** What is required **
Below are the records; locate each line with the word "Level" and copy it.

** Data for processing **
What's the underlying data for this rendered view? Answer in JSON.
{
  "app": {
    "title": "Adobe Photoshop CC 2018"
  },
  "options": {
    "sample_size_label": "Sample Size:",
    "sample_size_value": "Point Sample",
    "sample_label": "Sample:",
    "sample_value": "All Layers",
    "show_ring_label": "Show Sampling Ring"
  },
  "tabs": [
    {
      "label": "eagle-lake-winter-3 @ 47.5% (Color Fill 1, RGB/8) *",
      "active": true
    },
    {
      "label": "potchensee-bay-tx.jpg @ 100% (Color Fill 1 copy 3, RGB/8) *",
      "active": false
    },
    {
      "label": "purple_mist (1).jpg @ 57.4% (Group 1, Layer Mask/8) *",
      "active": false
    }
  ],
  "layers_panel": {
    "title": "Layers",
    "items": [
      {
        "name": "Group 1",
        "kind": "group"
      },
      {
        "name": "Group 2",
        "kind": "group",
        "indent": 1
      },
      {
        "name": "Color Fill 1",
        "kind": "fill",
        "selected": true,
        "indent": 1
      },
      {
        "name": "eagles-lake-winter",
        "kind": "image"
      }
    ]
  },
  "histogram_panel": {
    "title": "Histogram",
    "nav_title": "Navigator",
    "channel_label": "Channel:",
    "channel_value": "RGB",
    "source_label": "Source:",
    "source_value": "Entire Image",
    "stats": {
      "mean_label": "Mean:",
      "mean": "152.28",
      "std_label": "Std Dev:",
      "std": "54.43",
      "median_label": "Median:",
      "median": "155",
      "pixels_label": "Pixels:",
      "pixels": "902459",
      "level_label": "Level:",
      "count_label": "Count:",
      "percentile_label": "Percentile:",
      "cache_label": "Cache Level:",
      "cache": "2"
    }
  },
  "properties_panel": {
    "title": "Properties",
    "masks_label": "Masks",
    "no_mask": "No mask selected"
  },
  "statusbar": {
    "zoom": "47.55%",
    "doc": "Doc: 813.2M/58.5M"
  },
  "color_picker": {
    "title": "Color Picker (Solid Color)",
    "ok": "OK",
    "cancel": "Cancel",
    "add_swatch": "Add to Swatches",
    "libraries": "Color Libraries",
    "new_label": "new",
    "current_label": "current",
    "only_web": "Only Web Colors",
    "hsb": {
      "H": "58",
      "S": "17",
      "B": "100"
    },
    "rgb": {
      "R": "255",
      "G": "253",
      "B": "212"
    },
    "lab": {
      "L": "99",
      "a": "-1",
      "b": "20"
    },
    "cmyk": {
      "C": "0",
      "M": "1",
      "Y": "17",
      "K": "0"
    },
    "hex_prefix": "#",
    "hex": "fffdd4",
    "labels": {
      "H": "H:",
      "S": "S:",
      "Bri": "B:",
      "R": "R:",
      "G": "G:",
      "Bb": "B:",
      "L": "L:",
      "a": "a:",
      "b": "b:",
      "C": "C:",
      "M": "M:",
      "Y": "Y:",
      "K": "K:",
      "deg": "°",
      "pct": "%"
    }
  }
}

** Complete response **
      "level_label": "Level:",
      "cache_label": "Cache Level:",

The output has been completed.